Dataset excerpts
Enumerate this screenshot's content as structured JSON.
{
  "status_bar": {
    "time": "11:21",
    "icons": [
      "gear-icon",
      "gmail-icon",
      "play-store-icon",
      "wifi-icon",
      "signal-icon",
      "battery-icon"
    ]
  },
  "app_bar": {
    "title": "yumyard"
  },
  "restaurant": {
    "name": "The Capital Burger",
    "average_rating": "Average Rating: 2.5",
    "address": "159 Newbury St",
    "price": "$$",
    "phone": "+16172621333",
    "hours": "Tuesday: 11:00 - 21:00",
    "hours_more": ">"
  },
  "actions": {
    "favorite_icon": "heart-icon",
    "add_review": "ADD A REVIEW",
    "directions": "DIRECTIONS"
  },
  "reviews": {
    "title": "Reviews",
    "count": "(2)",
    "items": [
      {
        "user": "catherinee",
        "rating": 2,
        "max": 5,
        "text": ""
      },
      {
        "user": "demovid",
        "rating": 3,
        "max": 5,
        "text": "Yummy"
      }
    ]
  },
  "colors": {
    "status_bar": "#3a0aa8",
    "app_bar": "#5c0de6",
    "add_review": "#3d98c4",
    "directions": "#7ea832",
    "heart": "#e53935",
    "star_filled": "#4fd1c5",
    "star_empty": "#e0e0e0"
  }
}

*Job:* Output the records above in their entirety, exactly.

*Reply to the task:*
Enumerate this screenshot's content as structured JSON.
{
  "status_bar": {
    "time": "11:21",
    "icons": [
      "gear-icon",
      "gmail-icon",
      "play-store-icon",
      "wifi-icon",
      "signal-icon",
      "battery-icon"
    ]
  },
  "app_bar": {
    "title": "yumyard"
  },
  "restaurant": {
    "name": "The Capital Burger",
    "average_rating": "Average Rating: 2.5",
    "address": "159 Newbury St",
    "price": "$$",
    "phone": "+16172621333",
    "hours": "Tuesday: 11:00 - 21:00",
    "hours_more": ">"
  },
  "actions": {
    "favorite_icon": "heart-icon",
    "add_review": "ADD A REVIEW",
    "directions": "DIRECTIONS"
  },
  "reviews": {
    "title": "Reviews",
    "count": "(2)",
    "items": [
      {
        "user": "catherinee",
        "rating": 2,
        "max": 5,
        "text": ""
      },
      {
        "user": "demovid",
        "rating": 3,
        "max": 5,
        "text": "Yummy"
      }
    ]
  },
  "colors": {
    "status_bar": "#3a0aa8",
    "app_bar": "#5c0de6",
    "add_review": "#3d98c4",
    "directions": "#7ea832",
    "heart": "#e53935",
    "star_filled": "#4fd1c5",
    "star_empty": "#e0e0e0"
  }
}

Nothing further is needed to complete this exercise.